§ **Given instruction**: Exactly repeat the material, dropping every picture from the copy.

***** Input data *****

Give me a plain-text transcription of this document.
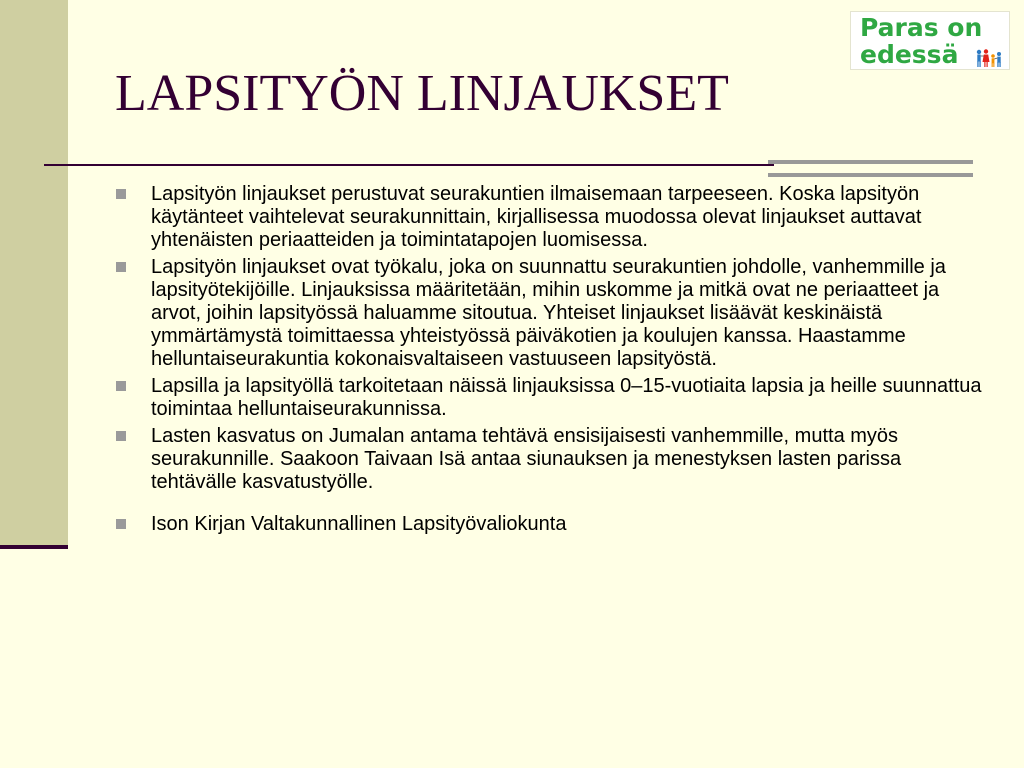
LAPSITYÖN LINJAUKSET
Paras on
edessä
Lapsityön linjaukset perustuvat seurakuntien ilmaisemaan tarpeeseen. Koska lapsityön käytänteet vaihtelevat seurakunnittain, kirjallisessa muodossa olevat linjaukset auttavat yhtenäisten periaatteiden ja toimintatapojen luomisessa.
Lapsityön linjaukset ovat työkalu, joka on suunnattu seurakuntien johdolle, vanhemmille ja lapsityötekijöille. Linjauksissa määritetään, mihin uskomme ja mitkä ovat ne periaatteet ja arvot, joihin lapsityössä haluamme sitoutua. Yhteiset linjaukset lisäävät keskinäistä ymmärtämystä toimittaessa yhteistyössä päiväkotien ja koulujen kanssa. Haastamme helluntaiseurakuntia kokonaisvaltaiseen vastuuseen lapsityöstä.
Lapsilla ja lapsityöllä tarkoitetaan näissä linjauksissa 0–15-vuotiaita lapsia ja heille suunnattua toimintaa helluntaiseurakunnissa.
Lasten kasvatus on Jumalan antama tehtävä ensisijaisesti vanhemmille, mutta myös seurakunnille. Saakoon Taivaan Isä antaa siunauksen ja menestyksen lasten parissa tehtävälle kasvatustyölle.
Ison Kirjan Valtakunnallinen Lapsityövaliokunta
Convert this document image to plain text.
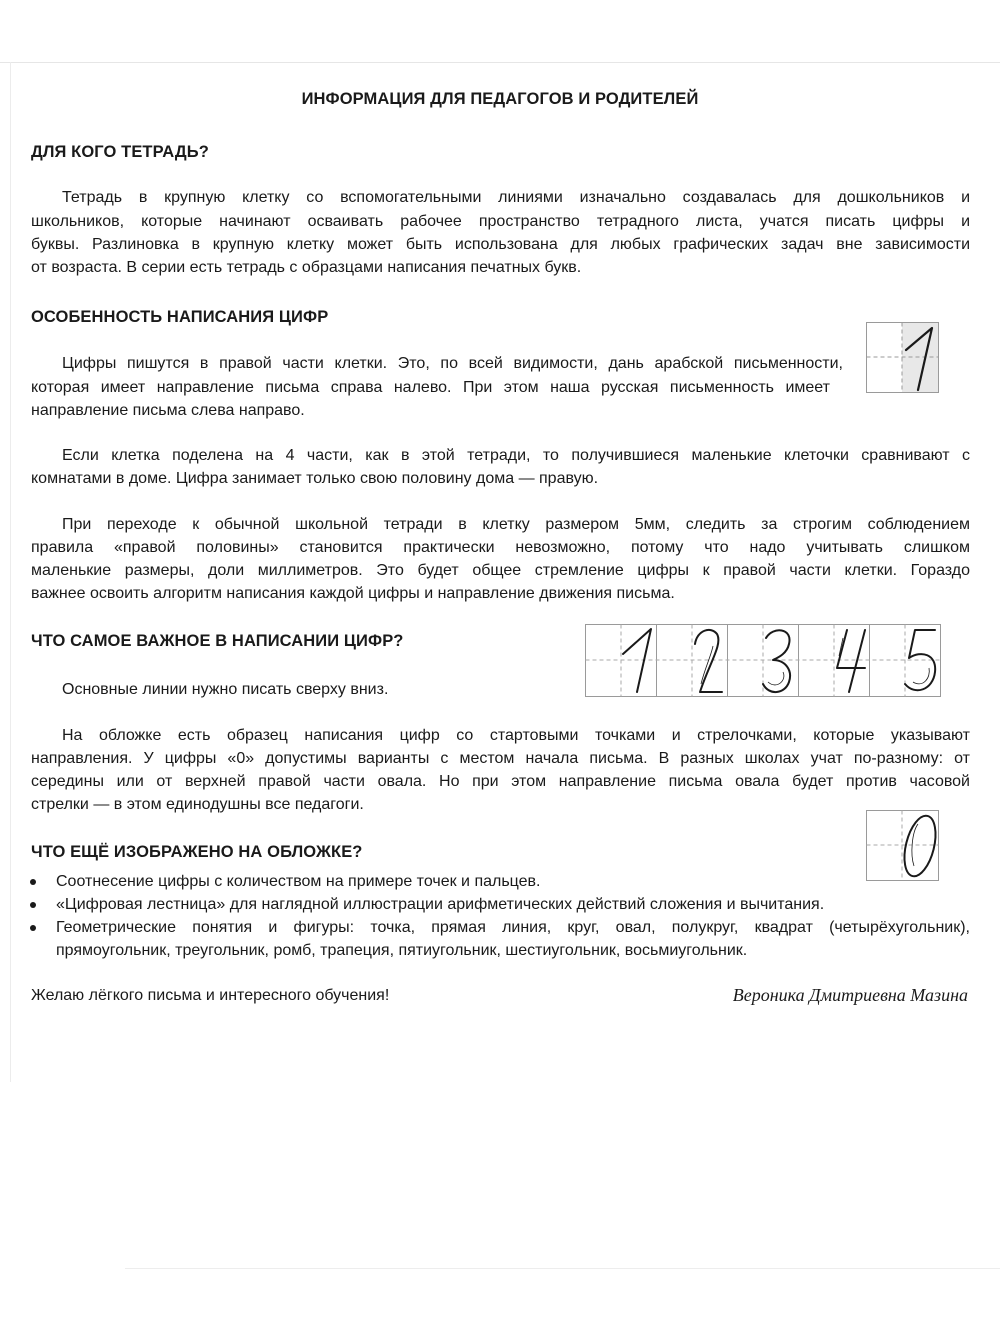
ИНФОРМАЦИЯ ДЛЯ ПЕДАГОГОВ И РОДИТЕЛЕЙ

ДЛЯ КОГО ТЕТРАДЬ?

Тетрадь в крупную клетку со вспомогательными линиями изначально создавалась для дошкольников и

школьников, которые начинают осваивать рабочее пространство тетрадного листа, учатся писать цифры и

буквы. Разлиновка в крупную клетку может быть использована для любых графических задач вне зависимости

от возраста. В серии есть тетрадь с образцами написания печатных букв.

ОСОБЕННОСТЬ НАПИСАНИЯ ЦИФР

Цифры пишутся в правой части клетки. Это, по всей видимости, дань арабской письменности,

которая имеет направление письма справа налево. При этом наша русская письменность имеет

направление письма слева направо.

Если клетка поделена на 4 части, как в этой тетради, то получившиеся маленькие клеточки сравнивают с

комнатами в доме. Цифра занимает только свою половину дома — правую.

При переходе к обычной школьной тетради в клетку размером 5мм, следить за строгим соблюдением

правила «правой половины» становится практически невозможно, потому что надо учитывать слишком

маленькие размеры, доли миллиметров. Это будет общее стремление цифры к правой части клетки. Гораздо

важнее освоить алгоритм написания каждой цифры и направление движения письма.

ЧТО САМОЕ ВАЖНОЕ В НАПИСАНИИ ЦИФР?

Основные линии нужно писать сверху вниз.

На обложке есть образец написания цифр со стартовыми точками и стрелочками, которые указывают

направления. У цифры «0» допустимы варианты с местом начала письма. В разных школах учат по-разному: от

середины или от верхней правой части овала. Но при этом направление письма овала будет против часовой

стрелки — в этом единодушны все педагоги.

ЧТО ЕЩЁ ИЗОБРАЖЕНО НА ОБЛОЖКЕ?

Соотнесение цифры с количеством на примере точек и пальцев.

«Цифровая лестница» для наглядной иллюстрации арифметических действий сложения и вычитания.

Геометрические понятия и фигуры: точка, прямая линия, круг, овал, полукруг, квадрат (четырёхугольник),

прямоугольник, треугольник, ромб, трапеция, пятиугольник, шестиугольник, восьмиугольник.

Желаю лёгкого письма и интересного обучения!	Вероника Дмитриевна Мазина
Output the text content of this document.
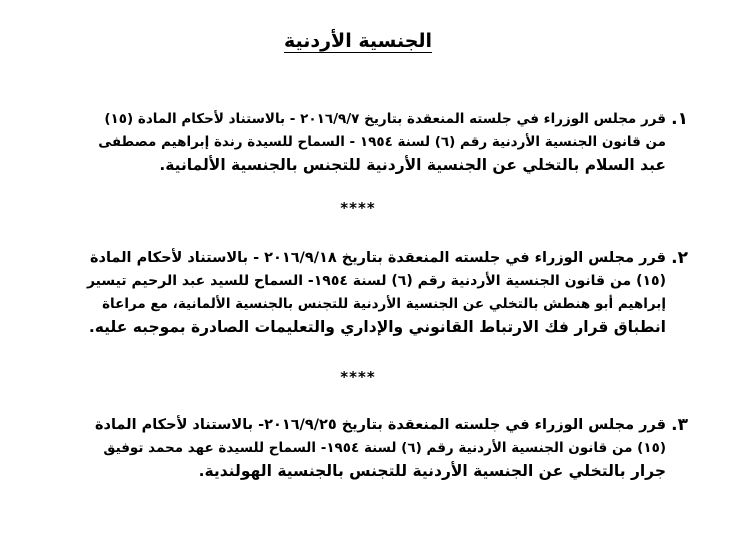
الجنسية الأردنية
١.
قرر مجلس الوزراء في جلسته المنعقدة بتاريخ ٢٠١٦/٩/٧ - بالاستناد لأحكام المادة (١٥)
من قانون الجنسية الأردنية رقم (٦) لسنة ١٩٥٤ - السماح للسيدة رندة إبراهيم مصطفى
عبد السلام بالتخلي عن الجنسية الأردنية للتجنس بالجنسية الألمانية.
****
٢.
قرر مجلس الوزراء في جلسته المنعقدة بتاريخ ٢٠١٦/٩/١٨ - بالاستناد لأحكام المادة
(١٥) من قانون الجنسية الأردنية رقم (٦) لسنة ١٩٥٤- السماح للسيد عبد الرحيم تيسير
إبراهيم أبو هنطش بالتخلي عن الجنسية الأردنية للتجنس بالجنسية الألمانية، مع مراعاة
انطباق قرار فك الارتباط القانوني والإداري والتعليمات الصادرة بموجبه عليه.
****
٣.
قرر مجلس الوزراء في جلسته المنعقدة بتاريخ ٢٠١٦/٩/٢٥- بالاستناد لأحكام المادة
(١٥) من قانون الجنسية الأردنية رقم (٦) لسنة ١٩٥٤- السماح للسيدة عهد محمد توفيق
جرار بالتخلي عن الجنسية الأردنية للتجنس بالجنسية الهولندية.
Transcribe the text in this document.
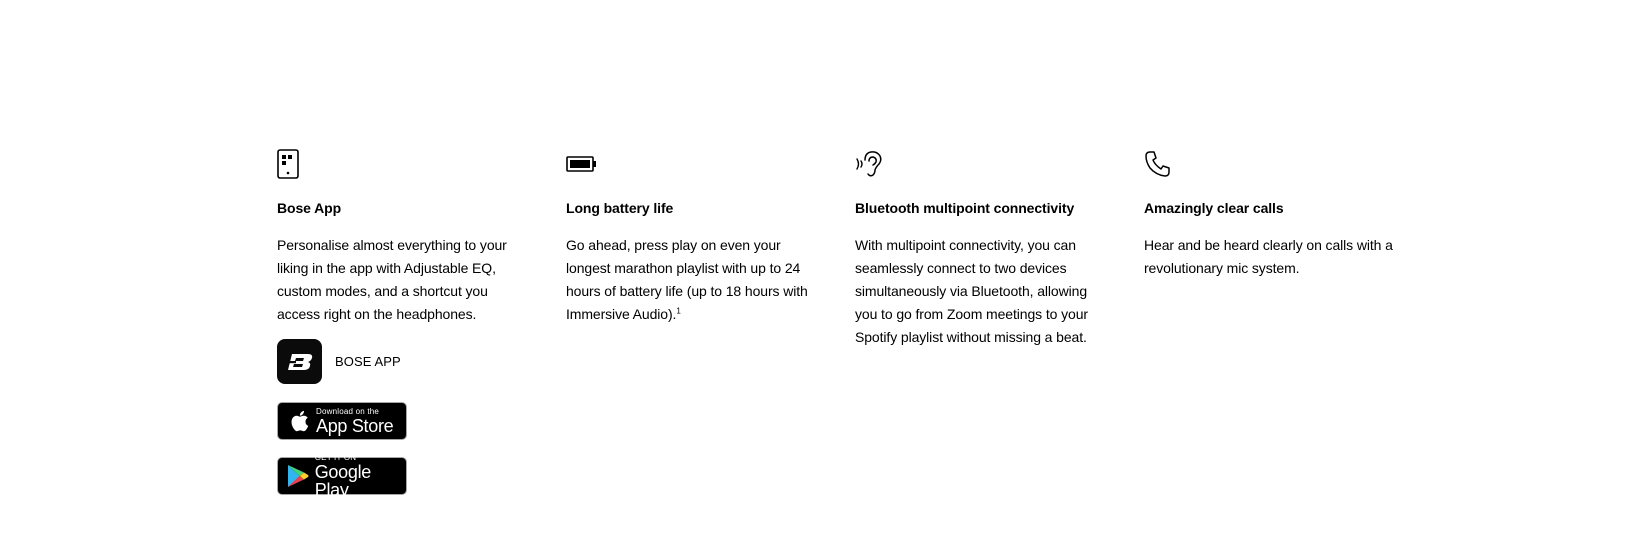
Bose App

Personalise almost everything to your liking in the app with Adjustable EQ, custom modes, and a shortcut you access right on the headphones.

BOSE APP
Download on the
App Store
GET IT ON
Google Play
Long battery life

Go ahead, press play on even your longest marathon playlist with up to 24 hours of battery life (up to 18 hours with Immersive Audio).$^1$

Bluetooth multipoint connectivity

With multipoint connectivity, you can seamlessly connect to two devices simultaneously via Bluetooth, allowing you to go from Zoom meetings to your Spotify playlist without missing a beat.

Amazingly clear calls

Hear and be heard clearly on calls with a revolutionary mic system.
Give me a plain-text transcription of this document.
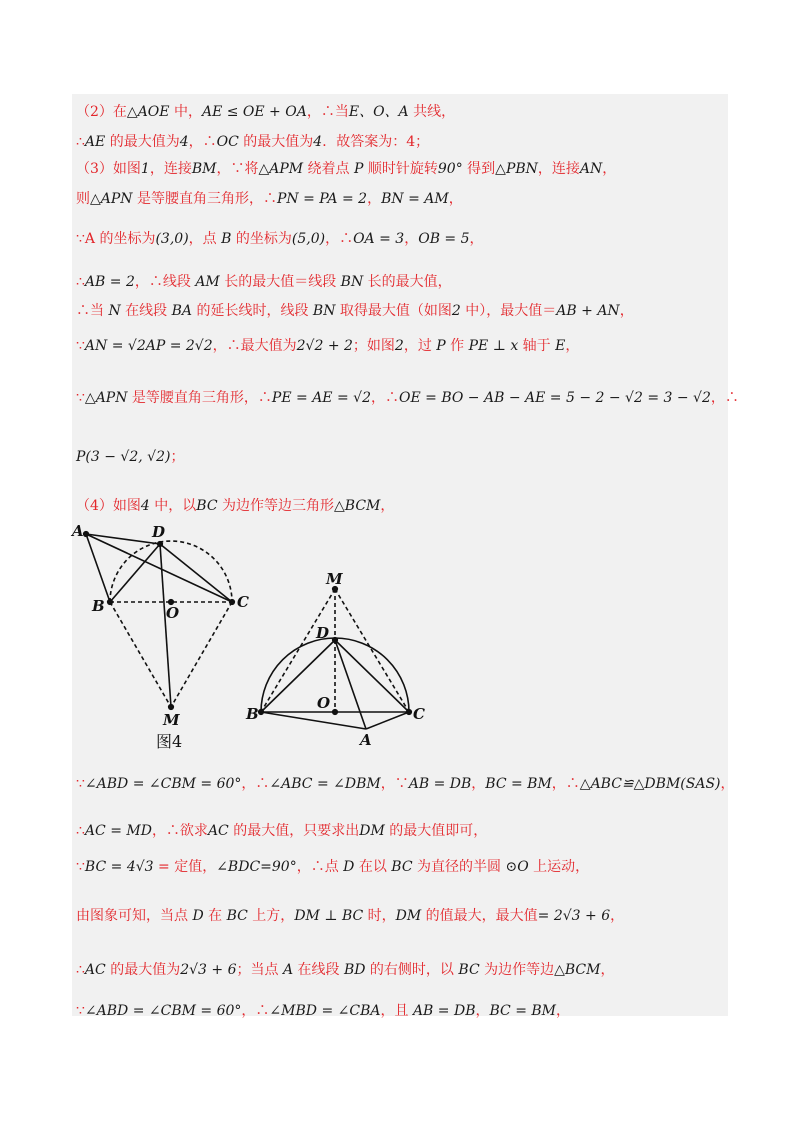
（2）在△AOE 中，AE ≤ OE + OA，∴当E、O、A 共线，
∴AE 的最大值为4，∴OC 的最大值为4．故答案为：4；
（3）如图1，连接BM，∵将△APM 绕着点 P 顺时针旋转90° 得到△PBN，连接AN，
则△APN 是等腰直角三角形，∴PN = PA = 2，BN = AM，
∵A 的坐标为(3,0)，点 B 的坐标为(5,0)，∴OA = 3，OB = 5，
∴AB = 2，∴线段 AM 长的最大值＝线段 BN 长的最大值，
∴当 N 在线段 BA 的延长线时，线段 BN 取得最大值（如图2 中），最大值＝AB + AN，
∵AN = √2AP = 2√2，∴最大值为2√2 + 2；如图2，过 P 作 PE ⊥ x 轴于 E，
∵△APN 是等腰直角三角形，∴PE = AE = √2，∴OE = BO − AB − AE = 5 − 2 − √2 = 3 − √2，∴
P(3 − √2, √2)；
（4）如图4 中，以BC 为边作等边三角形△BCM，
∵∠ABD = ∠CBM = 60°，∴∠ABC = ∠DBM，∵AB = DB，BC = BM，∴△ABC≌△DBM(SAS)，
∴AC = MD，∴欲求AC 的最大值，只要求出DM 的最大值即可，
∵BC = 4√3 = 定值，∠BDC=90°，∴点 D 在以 BC 为直径的半圆 ⊙O 上运动，
由图象可知，当点 D 在 BC 上方，DM ⊥ BC 时，DM 的值最大，最大值= 2√3 + 6，
∴AC 的最大值为2√3 + 6；当点 A 在线段 BD 的右侧时，以 BC 为边作等边△BCM，
∵∠ABD = ∠CBM = 60°，∴∠MBD = ∠CBA，且 AB = DB，BC = BM，
A	D
B	O
C
M
图4
M
D
B
O
C
A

*****

§ **The result**:
Give me a plain-text transcription of this document.
LAPSITYÖN LINJAUKSET
Paras on
edessä
Lapsityön linjaukset perustuvat seurakuntien ilmaisemaan tarpeeseen. Koska lapsityön käytänteet vaihtelevat seurakunnittain, kirjallisessa muodossa olevat linjaukset auttavat yhtenäisten periaatteiden ja toimintatapojen luomisessa.
Lapsityön linjaukset ovat työkalu, joka on suunnattu seurakuntien johdolle, vanhemmille ja lapsityötekijöille. Linjauksissa määritetään, mihin uskomme ja mitkä ovat ne periaatteet ja arvot, joihin lapsityössä haluamme sitoutua. Yhteiset linjaukset lisäävät keskinäistä ymmärtämystä toimittaessa yhteistyössä päiväkotien ja koulujen kanssa. Haastamme helluntaiseurakuntia kokonaisvaltaiseen vastuuseen lapsityöstä.
Lapsilla ja lapsityöllä tarkoitetaan näissä linjauksissa 0–15-vuotiaita lapsia ja heille suunnattua toimintaa helluntaiseurakunnissa.
Lasten kasvatus on Jumalan antama tehtävä ensisijaisesti vanhemmille, mutta myös seurakunnille. Saakoon Taivaan Isä antaa siunauksen ja menestyksen lasten parissa tehtävälle kasvatustyölle.
Ison Kirjan Valtakunnallinen Lapsityövaliokunta
Convert this document image to plain text.
ИНФОРМАЦИЯ ДЛЯ ПЕДАГОГОВ И РОДИТЕЛЕЙ

ДЛЯ КОГО ТЕТРАДЬ?

Тетрадь в крупную клетку со вспомогательными линиями изначально создавалась для дошкольников и

школьников, которые начинают осваивать рабочее пространство тетрадного листа, учатся писать цифры и

буквы. Разлиновка в крупную клетку может быть использована для любых графических задач вне зависимости

от возраста. В серии есть тетрадь с образцами написания печатных букв.

ОСОБЕННОСТЬ НАПИСАНИЯ ЦИФР

Цифры пишутся в правой части клетки. Это, по всей видимости, дань арабской письменности,

которая имеет направление письма справа налево. При этом наша русская письменность имеет

направление письма слева направо.

Если клетка поделена на 4 части, как в этой тетради, то получившиеся маленькие клеточки сравнивают с

комнатами в доме. Цифра занимает только свою половину дома — правую.

При переходе к обычной школьной тетради в клетку размером 5мм, следить за строгим соблюдением

правила «правой половины» становится практически невозможно, потому что надо учитывать слишком

маленькие размеры, доли миллиметров. Это будет общее стремление цифры к правой части клетки. Гораздо

важнее освоить алгоритм написания каждой цифры и направление движения письма.

ЧТО САМОЕ ВАЖНОЕ В НАПИСАНИИ ЦИФР?

Основные линии нужно писать сверху вниз.

На обложке есть образец написания цифр со стартовыми точками и стрелочками, которые указывают

направления. У цифры «0» допустимы варианты с местом начала письма. В разных школах учат по-разному: от

середины или от верхней правой части овала. Но при этом направление письма овала будет против часовой

стрелки — в этом единодушны все педагоги.

ЧТО ЕЩЁ ИЗОБРАЖЕНО НА ОБЛОЖКЕ?

Соотнесение цифры с количеством на примере точек и пальцев.

«Цифровая лестница» для наглядной иллюстрации арифметических действий сложения и вычитания.

Геометрические понятия и фигуры: точка, прямая линия, круг, овал, полукруг, квадрат (четырёхугольник),

прямоугольник, треугольник, ромб, трапеция, пятиугольник, шестиугольник, восьмиугольник.

Желаю лёгкого письма и интересного обучения!	Вероника Дмитриевна Мазина
Output the text content of this document.
الجنسية الأردنية
١.
قرر مجلس الوزراء في جلسته المنعقدة بتاريخ ٢٠١٦/٩/٧ - بالاستناد لأحكام المادة (١٥)
من قانون الجنسية الأردنية رقم (٦) لسنة ١٩٥٤ - السماح للسيدة رندة إبراهيم مصطفى
عبد السلام بالتخلي عن الجنسية الأردنية للتجنس بالجنسية الألمانية.
****
٢.
قرر مجلس الوزراء في جلسته المنعقدة بتاريخ ٢٠١٦/٩/١٨ - بالاستناد لأحكام المادة
(١٥) من قانون الجنسية الأردنية رقم (٦) لسنة ١٩٥٤- السماح للسيد عبد الرحيم تيسير
إبراهيم أبو هنطش بالتخلي عن الجنسية الأردنية للتجنس بالجنسية الألمانية، مع مراعاة
انطباق قرار فك الارتباط القانوني والإداري والتعليمات الصادرة بموجبه عليه.
****
٣.
قرر مجلس الوزراء في جلسته المنعقدة بتاريخ ٢٠١٦/٩/٢٥- بالاستناد لأحكام المادة
(١٥) من قانون الجنسية الأردنية رقم (٦) لسنة ١٩٥٤- السماح للسيدة عهد محمد توفيق
جرار بالتخلي عن الجنسية الأردنية للتجنس بالجنسية الهولندية.
Transcribe the text in this document.
Bose App

Personalise almost everything to your liking in the app with Adjustable EQ, custom modes, and a shortcut you access right on the headphones.

BOSE APP
Download on the
App Store
GET IT ON
Google Play
Long battery life

Go ahead, press play on even your longest marathon playlist with up to 24 hours of battery life (up to 18 hours with Immersive Audio).$^1$

Bluetooth multipoint connectivity

With multipoint connectivity, you can seamlessly connect to two devices simultaneously via Bluetooth, allowing you to go from Zoom meetings to your Spotify playlist without missing a beat.

Amazingly clear calls

Hear and be heard clearly on calls with a revolutionary mic system.
Give me a plain-text transcription of this document.
（2）在△AOE 中，AE ≤ OE + OA，∴当E、O、A 共线，
∴AE 的最大值为4，∴OC 的最大值为4．故答案为：4；
（3）如图1，连接BM，∵将△APM 绕着点 P 顺时针旋转90° 得到△PBN，连接AN，
则△APN 是等腰直角三角形，∴PN = PA = 2，BN = AM，
∵A 的坐标为(3,0)，点 B 的坐标为(5,0)，∴OA = 3，OB = 5，
∴AB = 2，∴线段 AM 长的最大值＝线段 BN 长的最大值，
∴当 N 在线段 BA 的延长线时，线段 BN 取得最大值（如图2 中），最大值＝AB + AN，
∵AN = √2AP = 2√2，∴最大值为2√2 + 2；如图2，过 P 作 PE ⊥ x 轴于 E，
∵△APN 是等腰直角三角形，∴PE = AE = √2，∴OE = BO − AB − AE = 5 − 2 − √2 = 3 − √2，∴
P(3 − √2, √2)；
（4）如图4 中，以BC 为边作等边三角形△BCM，
∵∠ABD = ∠CBM = 60°，∴∠ABC = ∠DBM，∵AB = DB，BC = BM，∴△ABC≌△DBM(SAS)，
∴AC = MD，∴欲求AC 的最大值，只要求出DM 的最大值即可，
∵BC = 4√3 = 定值，∠BDC=90°，∴点 D 在以 BC 为直径的半圆 ⊙O 上运动，
由图象可知，当点 D 在 BC 上方，DM ⊥ BC 时，DM 的值最大，最大值= 2√3 + 6，
∴AC 的最大值为2√3 + 6；当点 A 在线段 BD 的右侧时，以 BC 为边作等边△BCM，
∵∠ABD = ∠CBM = 60°，∴∠MBD = ∠CBA，且 AB = DB，BC = BM，
A	D
B	O
C
M
图4
M
D
B
O
C
A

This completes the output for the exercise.